Problem description: Transcribe the entries below exactly.

Entries:
========================================================================

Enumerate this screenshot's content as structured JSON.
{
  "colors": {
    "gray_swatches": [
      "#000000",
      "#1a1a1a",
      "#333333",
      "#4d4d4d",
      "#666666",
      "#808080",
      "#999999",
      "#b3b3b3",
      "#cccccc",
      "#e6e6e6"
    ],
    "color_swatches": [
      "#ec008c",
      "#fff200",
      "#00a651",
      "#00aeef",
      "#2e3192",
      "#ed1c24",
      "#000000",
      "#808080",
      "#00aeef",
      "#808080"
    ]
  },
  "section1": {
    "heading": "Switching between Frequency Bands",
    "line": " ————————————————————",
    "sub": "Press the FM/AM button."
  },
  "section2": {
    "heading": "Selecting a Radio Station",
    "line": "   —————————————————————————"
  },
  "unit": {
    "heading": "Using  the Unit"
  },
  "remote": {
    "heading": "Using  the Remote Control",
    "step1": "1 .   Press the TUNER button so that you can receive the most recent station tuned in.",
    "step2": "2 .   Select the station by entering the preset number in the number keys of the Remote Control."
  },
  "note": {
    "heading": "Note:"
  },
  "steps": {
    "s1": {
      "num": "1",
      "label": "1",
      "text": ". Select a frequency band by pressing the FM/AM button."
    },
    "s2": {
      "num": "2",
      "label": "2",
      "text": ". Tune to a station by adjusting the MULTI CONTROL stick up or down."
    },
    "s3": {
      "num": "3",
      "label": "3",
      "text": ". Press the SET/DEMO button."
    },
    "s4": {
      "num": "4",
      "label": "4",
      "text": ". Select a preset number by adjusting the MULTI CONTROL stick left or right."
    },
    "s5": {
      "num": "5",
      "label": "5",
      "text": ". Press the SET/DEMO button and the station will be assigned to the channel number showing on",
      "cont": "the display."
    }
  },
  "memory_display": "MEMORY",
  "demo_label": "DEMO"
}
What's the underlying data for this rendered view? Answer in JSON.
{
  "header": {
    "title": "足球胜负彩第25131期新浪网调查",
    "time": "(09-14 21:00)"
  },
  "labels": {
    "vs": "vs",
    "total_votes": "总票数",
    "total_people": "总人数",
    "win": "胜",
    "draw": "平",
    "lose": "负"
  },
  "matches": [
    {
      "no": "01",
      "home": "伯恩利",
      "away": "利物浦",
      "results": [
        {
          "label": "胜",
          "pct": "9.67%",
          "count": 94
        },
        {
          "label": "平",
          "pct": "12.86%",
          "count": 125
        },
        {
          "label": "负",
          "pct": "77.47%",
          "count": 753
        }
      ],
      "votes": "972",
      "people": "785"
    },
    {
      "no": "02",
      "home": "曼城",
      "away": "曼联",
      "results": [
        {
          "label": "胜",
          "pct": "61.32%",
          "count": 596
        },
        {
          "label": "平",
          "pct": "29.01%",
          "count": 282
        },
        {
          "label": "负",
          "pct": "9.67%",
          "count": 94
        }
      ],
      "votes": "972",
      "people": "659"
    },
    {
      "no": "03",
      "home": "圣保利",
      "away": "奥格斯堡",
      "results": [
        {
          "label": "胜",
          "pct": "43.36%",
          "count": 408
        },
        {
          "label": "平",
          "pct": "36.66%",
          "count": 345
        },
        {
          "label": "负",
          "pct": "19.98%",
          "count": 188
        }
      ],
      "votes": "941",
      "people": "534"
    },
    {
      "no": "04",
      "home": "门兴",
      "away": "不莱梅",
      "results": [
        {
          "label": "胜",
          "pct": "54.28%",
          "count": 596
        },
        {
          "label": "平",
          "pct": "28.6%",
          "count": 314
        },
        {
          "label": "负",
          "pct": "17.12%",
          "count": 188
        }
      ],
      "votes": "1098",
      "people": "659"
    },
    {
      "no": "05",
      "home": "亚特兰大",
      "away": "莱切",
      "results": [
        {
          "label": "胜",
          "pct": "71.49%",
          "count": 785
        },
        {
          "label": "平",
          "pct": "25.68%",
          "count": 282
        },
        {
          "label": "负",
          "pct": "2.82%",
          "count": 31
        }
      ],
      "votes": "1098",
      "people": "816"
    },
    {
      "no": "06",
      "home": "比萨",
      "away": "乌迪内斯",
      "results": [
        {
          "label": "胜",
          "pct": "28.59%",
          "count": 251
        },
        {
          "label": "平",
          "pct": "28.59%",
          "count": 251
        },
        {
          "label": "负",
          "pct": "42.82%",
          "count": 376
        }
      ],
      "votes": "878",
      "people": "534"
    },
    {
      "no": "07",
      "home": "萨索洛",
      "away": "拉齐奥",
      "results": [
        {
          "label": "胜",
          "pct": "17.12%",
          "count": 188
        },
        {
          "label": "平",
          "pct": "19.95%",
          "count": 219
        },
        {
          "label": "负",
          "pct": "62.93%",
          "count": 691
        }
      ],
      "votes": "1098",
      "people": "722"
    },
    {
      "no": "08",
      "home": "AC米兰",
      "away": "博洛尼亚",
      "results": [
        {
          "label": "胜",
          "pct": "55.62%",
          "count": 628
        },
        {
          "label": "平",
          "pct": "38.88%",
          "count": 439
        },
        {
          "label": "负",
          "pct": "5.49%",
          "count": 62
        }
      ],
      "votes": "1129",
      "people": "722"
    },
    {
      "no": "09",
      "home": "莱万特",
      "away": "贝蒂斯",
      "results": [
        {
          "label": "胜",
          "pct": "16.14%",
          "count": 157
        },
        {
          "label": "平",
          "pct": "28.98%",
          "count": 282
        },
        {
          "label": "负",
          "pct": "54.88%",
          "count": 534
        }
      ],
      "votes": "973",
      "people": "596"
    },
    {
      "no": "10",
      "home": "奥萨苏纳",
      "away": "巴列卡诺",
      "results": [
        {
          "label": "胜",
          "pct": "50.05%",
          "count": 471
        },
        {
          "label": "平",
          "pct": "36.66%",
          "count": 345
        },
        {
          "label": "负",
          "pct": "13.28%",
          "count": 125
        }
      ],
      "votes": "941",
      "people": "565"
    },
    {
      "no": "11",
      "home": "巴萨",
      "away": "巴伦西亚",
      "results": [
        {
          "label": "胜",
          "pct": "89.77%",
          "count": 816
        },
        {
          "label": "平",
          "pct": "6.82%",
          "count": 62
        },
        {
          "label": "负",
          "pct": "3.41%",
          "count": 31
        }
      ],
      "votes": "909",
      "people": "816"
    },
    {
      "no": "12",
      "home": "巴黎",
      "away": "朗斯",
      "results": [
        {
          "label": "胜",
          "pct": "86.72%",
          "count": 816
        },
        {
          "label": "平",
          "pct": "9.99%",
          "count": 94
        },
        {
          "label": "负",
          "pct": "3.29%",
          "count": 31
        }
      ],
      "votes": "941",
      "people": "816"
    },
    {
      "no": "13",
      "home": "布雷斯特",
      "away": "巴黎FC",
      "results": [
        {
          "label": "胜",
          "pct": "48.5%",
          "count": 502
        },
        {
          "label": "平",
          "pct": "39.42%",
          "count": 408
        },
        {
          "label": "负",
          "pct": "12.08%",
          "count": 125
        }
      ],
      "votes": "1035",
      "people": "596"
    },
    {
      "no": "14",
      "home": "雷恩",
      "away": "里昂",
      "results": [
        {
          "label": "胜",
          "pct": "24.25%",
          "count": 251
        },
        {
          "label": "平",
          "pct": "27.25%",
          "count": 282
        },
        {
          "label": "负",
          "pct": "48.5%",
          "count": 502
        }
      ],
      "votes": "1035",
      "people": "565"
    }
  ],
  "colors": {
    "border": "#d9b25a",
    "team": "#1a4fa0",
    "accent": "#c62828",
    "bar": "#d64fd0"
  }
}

========================================================================

Reply to the task:
Enumerate this screenshot's content as structured JSON.
{
  "colors": {
    "gray_swatches": [
      "#000000",
      "#1a1a1a",
      "#333333",
      "#4d4d4d",
      "#666666",
      "#808080",
      "#999999",
      "#b3b3b3",
      "#cccccc",
      "#e6e6e6"
    ],
    "color_swatches": [
      "#ec008c",
      "#fff200",
      "#00a651",
      "#00aeef",
      "#2e3192",
      "#ed1c24",
      "#000000",
      "#808080",
      "#00aeef",
      "#808080"
    ]
  },
  "section1": {
    "heading": "Switching between Frequency Bands",
    "line": " ————————————————————",
    "sub": "Press the FM/AM button."
  },
  "section2": {
    "heading": "Selecting a Radio Station",
    "line": "   —————————————————————————"
  },
  "unit": {
    "heading": "Using  the Unit"
  },
  "remote": {
    "heading": "Using  the Remote Control",
    "step1": "1 .   Press the TUNER button so that you can receive the most recent station tuned in.",
    "step2": "2 .   Select the station by entering the preset number in the number keys of the Remote Control."
  },
  "note": {
    "heading": "Note:"
  },
  "steps": {
    "s1": {
      "num": "1",
      "label": "1",
      "text": ". Select a frequency band by pressing the FM/AM button."
    },
    "s2": {
      "num": "2",
      "label": "2",
      "text": ". Tune to a station by adjusting the MULTI CONTROL stick up or down."
    },
    "s3": {
      "num": "3",
      "label": "3",
      "text": ". Press the SET/DEMO button."
    },
    "s4": {
      "num": "4",
      "label": "4",
      "text": ". Select a preset number by adjusting the MULTI CONTROL stick left or right."
    },
    "s5": {
      "num": "5",
      "label": "5",
      "text": ". Press the SET/DEMO button and the station will be assigned to the channel number showing on",
      "cont": "the display."
    }
  },
  "memory_display": "MEMORY",
  "demo_label": "DEMO"
}
What's the underlying data for this rendered view? Answer in JSON.
{
  "header": {
    "title": "足球胜负彩第25131期新浪网调查",
    "time": "(09-14 21:00)"
  },
  "labels": {
    "vs": "vs",
    "total_votes": "总票数",
    "total_people": "总人数",
    "win": "胜",
    "draw": "平",
    "lose": "负"
  },
  "matches": [
    {
      "no": "01",
      "home": "伯恩利",
      "away": "利物浦",
      "results": [
        {
          "label": "胜",
          "pct": "9.67%",
          "count": 94
        },
        {
          "label": "平",
          "pct": "12.86%",
          "count": 125
        },
        {
          "label": "负",
          "pct": "77.47%",
          "count": 753
        }
      ],
      "votes": "972",
      "people": "785"
    },
    {
      "no": "02",
      "home": "曼城",
      "away": "曼联",
      "results": [
        {
          "label": "胜",
          "pct": "61.32%",
          "count": 596
        },
        {
          "label": "平",
          "pct": "29.01%",
          "count": 282
        },
        {
          "label": "负",
          "pct": "9.67%",
          "count": 94
        }
      ],
      "votes": "972",
      "people": "659"
    },
    {
      "no": "03",
      "home": "圣保利",
      "away": "奥格斯堡",
      "results": [
        {
          "label": "胜",
          "pct": "43.36%",
          "count": 408
        },
        {
          "label": "平",
          "pct": "36.66%",
          "count": 345
        },
        {
          "label": "负",
          "pct": "19.98%",
          "count": 188
        }
      ],
      "votes": "941",
      "people": "534"
    },
    {
      "no": "04",
      "home": "门兴",
      "away": "不莱梅",
      "results": [
        {
          "label": "胜",
          "pct": "54.28%",
          "count": 596
        },
        {
          "label": "平",
          "pct": "28.6%",
          "count": 314
        },
        {
          "label": "负",
          "pct": "17.12%",
          "count": 188
        }
      ],
      "votes": "1098",
      "people": "659"
    },
    {
      "no": "05",
      "home": "亚特兰大",
      "away": "莱切",
      "results": [
        {
          "label": "胜",
          "pct": "71.49%",
          "count": 785
        },
        {
          "label": "平",
          "pct": "25.68%",
          "count": 282
        },
        {
          "label": "负",
          "pct": "2.82%",
          "count": 31
        }
      ],
      "votes": "1098",
      "people": "816"
    },
    {
      "no": "06",
      "home": "比萨",
      "away": "乌迪内斯",
      "results": [
        {
          "label": "胜",
          "pct": "28.59%",
          "count": 251
        },
        {
          "label": "平",
          "pct": "28.59%",
          "count": 251
        },
        {
          "label": "负",
          "pct": "42.82%",
          "count": 376
        }
      ],
      "votes": "878",
      "people": "534"
    },
    {
      "no": "07",
      "home": "萨索洛",
      "away": "拉齐奥",
      "results": [
        {
          "label": "胜",
          "pct": "17.12%",
          "count": 188
        },
        {
          "label": "平",
          "pct": "19.95%",
          "count": 219
        },
        {
          "label": "负",
          "pct": "62.93%",
          "count": 691
        }
      ],
      "votes": "1098",
      "people": "722"
    },
    {
      "no": "08",
      "home": "AC米兰",
      "away": "博洛尼亚",
      "results": [
        {
          "label": "胜",
          "pct": "55.62%",
          "count": 628
        },
        {
          "label": "平",
          "pct": "38.88%",
          "count": 439
        },
        {
          "label": "负",
          "pct": "5.49%",
          "count": 62
        }
      ],
      "votes": "1129",
      "people": "722"
    },
    {
      "no": "09",
      "home": "莱万特",
      "away": "贝蒂斯",
      "results": [
        {
          "label": "胜",
          "pct": "16.14%",
          "count": 157
        },
        {
          "label": "平",
          "pct": "28.98%",
          "count": 282
        },
        {
          "label": "负",
          "pct": "54.88%",
          "count": 534
        }
      ],
      "votes": "973",
      "people": "596"
    },
    {
      "no": "10",
      "home": "奥萨苏纳",
      "away": "巴列卡诺",
      "results": [
        {
          "label": "胜",
          "pct": "50.05%",
          "count": 471
        },
        {
          "label": "平",
          "pct": "36.66%",
          "count": 345
        },
        {
          "label": "负",
          "pct": "13.28%",
          "count": 125
        }
      ],
      "votes": "941",
      "people": "565"
    },
    {
      "no": "11",
      "home": "巴萨",
      "away": "巴伦西亚",
      "results": [
        {
          "label": "胜",
          "pct": "89.77%",
          "count": 816
        },
        {
          "label": "平",
          "pct": "6.82%",
          "count": 62
        },
        {
          "label": "负",
          "pct": "3.41%",
          "count": 31
        }
      ],
      "votes": "909",
      "people": "816"
    },
    {
      "no": "12",
      "home": "巴黎",
      "away": "朗斯",
      "results": [
        {
          "label": "胜",
          "pct": "86.72%",
          "count": 816
        },
        {
          "label": "平",
          "pct": "9.99%",
          "count": 94
        },
        {
          "label": "负",
          "pct": "3.29%",
          "count": 31
        }
      ],
      "votes": "941",
      "people": "816"
    },
    {
      "no": "13",
      "home": "布雷斯特",
      "away": "巴黎FC",
      "results": [
        {
          "label": "胜",
          "pct": "48.5%",
          "count": 502
        },
        {
          "label": "平",
          "pct": "39.42%",
          "count": 408
        },
        {
          "label": "负",
          "pct": "12.08%",
          "count": 125
        }
      ],
      "votes": "1035",
      "people": "596"
    },
    {
      "no": "14",
      "home": "雷恩",
      "away": "里昂",
      "results": [
        {
          "label": "胜",
          "pct": "24.25%",
          "count": 251
        },
        {
          "label": "平",
          "pct": "27.25%",
          "count": 282
        },
        {
          "label": "负",
          "pct": "48.5%",
          "count": 502
        }
      ],
      "votes": "1035",
      "people": "565"
    }
  ],
  "colors": {
    "border": "#d9b25a",
    "team": "#1a4fa0",
    "accent": "#c62828",
    "bar": "#d64fd0"
  }
}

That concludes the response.